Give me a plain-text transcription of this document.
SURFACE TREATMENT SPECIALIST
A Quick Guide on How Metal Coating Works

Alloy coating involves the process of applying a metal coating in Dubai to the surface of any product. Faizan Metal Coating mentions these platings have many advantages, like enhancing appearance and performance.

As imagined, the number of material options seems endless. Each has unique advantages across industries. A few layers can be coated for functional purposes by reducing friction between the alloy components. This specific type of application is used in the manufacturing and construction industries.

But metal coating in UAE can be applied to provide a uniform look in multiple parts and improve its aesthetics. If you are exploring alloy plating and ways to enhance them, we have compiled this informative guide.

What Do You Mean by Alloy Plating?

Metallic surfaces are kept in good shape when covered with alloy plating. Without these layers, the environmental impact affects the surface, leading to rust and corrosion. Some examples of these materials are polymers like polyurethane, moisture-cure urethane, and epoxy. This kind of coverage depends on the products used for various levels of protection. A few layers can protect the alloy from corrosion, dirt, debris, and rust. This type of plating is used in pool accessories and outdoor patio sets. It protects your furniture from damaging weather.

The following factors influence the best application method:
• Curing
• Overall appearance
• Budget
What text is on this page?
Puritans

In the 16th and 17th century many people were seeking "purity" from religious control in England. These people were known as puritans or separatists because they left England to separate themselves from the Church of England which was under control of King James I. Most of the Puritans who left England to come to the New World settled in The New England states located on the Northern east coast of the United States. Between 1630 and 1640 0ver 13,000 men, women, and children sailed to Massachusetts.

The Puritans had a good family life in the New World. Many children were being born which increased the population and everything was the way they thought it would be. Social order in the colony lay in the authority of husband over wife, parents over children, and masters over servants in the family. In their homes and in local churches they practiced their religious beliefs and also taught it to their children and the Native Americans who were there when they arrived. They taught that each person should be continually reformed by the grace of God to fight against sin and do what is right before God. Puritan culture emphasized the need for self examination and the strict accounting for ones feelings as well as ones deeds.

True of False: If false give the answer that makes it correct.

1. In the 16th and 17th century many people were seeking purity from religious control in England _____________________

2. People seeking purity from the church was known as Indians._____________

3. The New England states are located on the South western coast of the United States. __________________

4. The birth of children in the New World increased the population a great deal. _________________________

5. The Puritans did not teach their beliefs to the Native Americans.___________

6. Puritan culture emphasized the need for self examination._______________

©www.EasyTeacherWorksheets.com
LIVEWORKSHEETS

Stated exercise.
Pick out all lines containing the string "their".

Solution for this exercise.
The Puritans had a good family life in the New World. Many children were being born which increased the population and everything was the way they thought it would be. Social order in the colony lay in the authority of husband over wife, parents over children, and masters over servants in the family. In their homes and in local churches they practiced their religious beliefs and also taught it to their children and the Native Americans who were there when they arrived. They taught that each person should be continually reformed by the grace of God to fight against sin and do what is right before God. Puritan culture emphasized the need for self examination and the strict accounting for ones feelings as well as ones deeds.
5. The Puritans did not teach their beliefs to the Native Americans.___________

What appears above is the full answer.